------ Material for this task ------

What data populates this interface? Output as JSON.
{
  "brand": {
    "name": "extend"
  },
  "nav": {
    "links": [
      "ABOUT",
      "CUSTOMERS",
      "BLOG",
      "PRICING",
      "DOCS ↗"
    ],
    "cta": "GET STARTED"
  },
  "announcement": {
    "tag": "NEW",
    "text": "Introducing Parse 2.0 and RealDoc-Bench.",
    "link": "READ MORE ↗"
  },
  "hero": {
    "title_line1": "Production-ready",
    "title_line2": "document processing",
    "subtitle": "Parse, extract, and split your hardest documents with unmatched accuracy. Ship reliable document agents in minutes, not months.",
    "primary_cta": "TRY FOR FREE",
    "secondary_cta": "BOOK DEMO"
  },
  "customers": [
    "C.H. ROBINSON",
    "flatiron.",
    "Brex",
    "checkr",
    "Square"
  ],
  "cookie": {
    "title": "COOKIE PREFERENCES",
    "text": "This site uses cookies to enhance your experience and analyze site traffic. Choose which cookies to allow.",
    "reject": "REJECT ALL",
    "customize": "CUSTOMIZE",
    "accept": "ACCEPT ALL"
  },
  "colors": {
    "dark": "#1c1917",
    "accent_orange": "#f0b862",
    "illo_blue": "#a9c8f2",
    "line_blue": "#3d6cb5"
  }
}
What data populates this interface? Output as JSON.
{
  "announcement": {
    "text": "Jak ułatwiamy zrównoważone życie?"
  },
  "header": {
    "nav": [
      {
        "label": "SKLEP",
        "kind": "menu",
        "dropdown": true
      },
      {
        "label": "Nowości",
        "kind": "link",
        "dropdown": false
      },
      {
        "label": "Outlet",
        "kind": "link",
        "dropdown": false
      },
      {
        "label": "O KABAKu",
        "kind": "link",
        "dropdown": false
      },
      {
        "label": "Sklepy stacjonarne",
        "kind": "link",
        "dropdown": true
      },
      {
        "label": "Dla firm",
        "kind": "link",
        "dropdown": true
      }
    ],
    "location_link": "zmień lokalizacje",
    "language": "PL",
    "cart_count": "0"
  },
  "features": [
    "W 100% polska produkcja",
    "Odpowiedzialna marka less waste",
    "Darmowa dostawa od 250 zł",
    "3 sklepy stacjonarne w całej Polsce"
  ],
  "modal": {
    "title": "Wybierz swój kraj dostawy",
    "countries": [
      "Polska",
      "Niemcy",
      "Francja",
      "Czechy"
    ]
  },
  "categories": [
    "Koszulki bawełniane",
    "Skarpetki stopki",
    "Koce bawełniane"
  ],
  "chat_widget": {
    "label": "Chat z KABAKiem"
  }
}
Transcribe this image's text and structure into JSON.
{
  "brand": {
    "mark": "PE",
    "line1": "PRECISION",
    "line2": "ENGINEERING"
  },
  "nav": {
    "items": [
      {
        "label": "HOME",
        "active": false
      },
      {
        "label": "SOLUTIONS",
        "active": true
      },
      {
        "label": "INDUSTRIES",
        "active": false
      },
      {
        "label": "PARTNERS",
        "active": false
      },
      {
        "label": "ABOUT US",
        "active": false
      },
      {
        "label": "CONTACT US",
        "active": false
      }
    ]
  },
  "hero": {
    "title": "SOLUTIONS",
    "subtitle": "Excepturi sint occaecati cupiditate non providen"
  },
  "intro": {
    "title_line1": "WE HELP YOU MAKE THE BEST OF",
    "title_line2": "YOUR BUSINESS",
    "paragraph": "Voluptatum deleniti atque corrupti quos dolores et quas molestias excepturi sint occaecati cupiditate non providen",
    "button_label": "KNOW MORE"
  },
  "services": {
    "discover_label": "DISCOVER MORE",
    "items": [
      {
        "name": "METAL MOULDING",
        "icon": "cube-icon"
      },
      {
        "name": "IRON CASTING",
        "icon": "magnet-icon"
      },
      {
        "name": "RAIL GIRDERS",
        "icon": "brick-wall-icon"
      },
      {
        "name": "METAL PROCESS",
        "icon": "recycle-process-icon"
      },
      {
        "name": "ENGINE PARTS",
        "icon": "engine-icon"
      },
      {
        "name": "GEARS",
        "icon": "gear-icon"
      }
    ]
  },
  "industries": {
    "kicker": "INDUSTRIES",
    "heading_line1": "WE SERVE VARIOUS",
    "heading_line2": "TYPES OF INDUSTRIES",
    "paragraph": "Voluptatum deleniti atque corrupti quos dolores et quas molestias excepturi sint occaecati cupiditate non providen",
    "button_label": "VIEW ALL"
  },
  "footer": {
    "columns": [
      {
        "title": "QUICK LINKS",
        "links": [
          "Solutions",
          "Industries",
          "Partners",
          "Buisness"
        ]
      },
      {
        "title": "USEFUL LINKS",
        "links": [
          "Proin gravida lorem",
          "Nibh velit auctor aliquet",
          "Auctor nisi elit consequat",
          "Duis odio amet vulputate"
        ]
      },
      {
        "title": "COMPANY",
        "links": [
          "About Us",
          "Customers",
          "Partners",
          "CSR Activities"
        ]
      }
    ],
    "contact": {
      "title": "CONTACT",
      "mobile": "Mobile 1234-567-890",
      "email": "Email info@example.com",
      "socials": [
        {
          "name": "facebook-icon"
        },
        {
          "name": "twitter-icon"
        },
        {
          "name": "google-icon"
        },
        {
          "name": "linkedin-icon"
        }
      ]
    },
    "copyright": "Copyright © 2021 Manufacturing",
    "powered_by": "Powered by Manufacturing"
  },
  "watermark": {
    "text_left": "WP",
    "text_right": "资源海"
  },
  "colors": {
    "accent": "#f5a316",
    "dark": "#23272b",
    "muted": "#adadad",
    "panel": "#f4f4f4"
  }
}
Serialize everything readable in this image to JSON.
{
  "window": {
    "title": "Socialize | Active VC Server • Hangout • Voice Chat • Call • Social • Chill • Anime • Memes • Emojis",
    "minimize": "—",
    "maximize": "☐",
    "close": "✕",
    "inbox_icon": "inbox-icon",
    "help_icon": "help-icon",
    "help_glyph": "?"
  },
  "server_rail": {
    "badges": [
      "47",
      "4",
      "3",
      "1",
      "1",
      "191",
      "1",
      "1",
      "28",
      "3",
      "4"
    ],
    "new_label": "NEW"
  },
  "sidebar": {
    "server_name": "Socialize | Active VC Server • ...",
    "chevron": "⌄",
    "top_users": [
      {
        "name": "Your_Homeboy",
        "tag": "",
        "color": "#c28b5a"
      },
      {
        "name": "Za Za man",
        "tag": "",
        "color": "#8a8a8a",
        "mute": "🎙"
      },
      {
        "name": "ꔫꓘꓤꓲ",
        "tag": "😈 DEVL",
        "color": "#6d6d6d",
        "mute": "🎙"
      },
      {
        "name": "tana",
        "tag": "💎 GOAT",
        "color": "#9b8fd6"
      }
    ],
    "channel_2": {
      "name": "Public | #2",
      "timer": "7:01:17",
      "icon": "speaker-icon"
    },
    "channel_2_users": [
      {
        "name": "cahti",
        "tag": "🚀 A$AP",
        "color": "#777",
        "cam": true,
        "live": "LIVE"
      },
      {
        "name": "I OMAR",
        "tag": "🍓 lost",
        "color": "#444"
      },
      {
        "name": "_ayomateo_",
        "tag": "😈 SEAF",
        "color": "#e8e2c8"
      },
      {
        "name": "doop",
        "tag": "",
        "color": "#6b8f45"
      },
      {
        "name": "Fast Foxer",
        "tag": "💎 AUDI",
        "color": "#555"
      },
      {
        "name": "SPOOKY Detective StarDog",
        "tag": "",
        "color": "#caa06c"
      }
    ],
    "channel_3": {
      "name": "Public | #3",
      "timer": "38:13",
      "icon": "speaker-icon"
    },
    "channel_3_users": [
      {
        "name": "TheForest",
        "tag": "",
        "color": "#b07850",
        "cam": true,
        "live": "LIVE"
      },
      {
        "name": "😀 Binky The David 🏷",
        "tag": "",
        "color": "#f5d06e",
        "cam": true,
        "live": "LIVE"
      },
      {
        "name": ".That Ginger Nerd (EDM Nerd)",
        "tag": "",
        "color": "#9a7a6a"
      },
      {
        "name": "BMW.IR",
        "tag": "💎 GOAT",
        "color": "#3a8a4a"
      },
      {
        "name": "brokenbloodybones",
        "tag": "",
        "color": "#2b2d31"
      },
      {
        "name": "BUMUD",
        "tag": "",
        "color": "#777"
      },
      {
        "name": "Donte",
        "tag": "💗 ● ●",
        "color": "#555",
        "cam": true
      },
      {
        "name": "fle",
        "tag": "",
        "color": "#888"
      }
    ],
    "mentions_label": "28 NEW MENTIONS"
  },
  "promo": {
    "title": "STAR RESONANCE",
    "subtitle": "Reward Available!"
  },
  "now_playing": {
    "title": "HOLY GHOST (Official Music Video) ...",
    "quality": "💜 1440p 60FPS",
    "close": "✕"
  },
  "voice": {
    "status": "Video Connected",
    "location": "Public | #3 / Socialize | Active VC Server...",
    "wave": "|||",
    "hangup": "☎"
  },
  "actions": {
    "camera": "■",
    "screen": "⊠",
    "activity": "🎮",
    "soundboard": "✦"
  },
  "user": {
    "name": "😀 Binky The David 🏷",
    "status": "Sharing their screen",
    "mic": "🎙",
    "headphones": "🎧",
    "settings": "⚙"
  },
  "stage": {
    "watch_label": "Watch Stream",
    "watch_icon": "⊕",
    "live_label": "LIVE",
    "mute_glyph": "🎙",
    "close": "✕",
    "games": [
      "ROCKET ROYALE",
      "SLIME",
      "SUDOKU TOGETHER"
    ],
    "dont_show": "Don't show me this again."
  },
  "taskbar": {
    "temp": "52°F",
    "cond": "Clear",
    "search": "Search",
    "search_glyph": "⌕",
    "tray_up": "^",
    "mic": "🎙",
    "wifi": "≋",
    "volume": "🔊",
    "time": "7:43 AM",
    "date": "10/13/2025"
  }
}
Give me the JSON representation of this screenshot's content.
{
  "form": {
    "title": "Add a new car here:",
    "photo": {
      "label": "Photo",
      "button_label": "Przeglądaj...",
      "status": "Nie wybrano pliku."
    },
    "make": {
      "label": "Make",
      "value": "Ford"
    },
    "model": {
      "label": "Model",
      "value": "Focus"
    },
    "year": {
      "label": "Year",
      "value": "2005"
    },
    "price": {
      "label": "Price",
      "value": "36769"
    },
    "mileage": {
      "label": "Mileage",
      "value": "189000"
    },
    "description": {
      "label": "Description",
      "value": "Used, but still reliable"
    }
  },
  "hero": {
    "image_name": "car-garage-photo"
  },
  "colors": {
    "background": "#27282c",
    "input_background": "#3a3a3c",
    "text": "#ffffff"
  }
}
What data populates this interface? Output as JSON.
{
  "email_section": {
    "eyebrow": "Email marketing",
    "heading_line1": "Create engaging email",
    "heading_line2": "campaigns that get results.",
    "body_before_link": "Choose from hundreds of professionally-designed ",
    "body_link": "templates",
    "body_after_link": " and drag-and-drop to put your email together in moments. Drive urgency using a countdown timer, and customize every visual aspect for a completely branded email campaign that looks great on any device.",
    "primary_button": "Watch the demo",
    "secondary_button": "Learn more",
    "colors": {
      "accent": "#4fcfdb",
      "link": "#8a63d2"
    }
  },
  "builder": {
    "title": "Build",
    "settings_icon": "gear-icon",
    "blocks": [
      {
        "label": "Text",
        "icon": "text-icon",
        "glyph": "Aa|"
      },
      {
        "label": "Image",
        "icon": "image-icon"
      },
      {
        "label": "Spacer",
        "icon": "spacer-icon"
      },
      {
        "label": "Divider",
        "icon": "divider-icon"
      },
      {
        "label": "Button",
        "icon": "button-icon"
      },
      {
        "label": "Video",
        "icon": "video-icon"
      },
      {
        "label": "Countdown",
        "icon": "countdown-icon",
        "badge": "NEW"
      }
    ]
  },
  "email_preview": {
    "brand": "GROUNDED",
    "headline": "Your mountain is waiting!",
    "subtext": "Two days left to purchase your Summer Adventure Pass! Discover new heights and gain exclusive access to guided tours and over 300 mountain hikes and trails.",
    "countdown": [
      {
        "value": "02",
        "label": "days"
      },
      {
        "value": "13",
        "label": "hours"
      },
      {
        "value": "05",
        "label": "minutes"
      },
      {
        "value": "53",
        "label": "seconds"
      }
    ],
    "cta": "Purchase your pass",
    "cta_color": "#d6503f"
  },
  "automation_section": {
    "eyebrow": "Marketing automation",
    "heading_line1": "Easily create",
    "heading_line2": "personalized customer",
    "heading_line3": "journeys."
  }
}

------

▶ **Instructions to follow**
Take every line above carrying "Binky" and return it.

▶ **Result of this exercise**
        "name": "😀 Binky The David 🏷",
    "name": "😀 Binky The David 🏷",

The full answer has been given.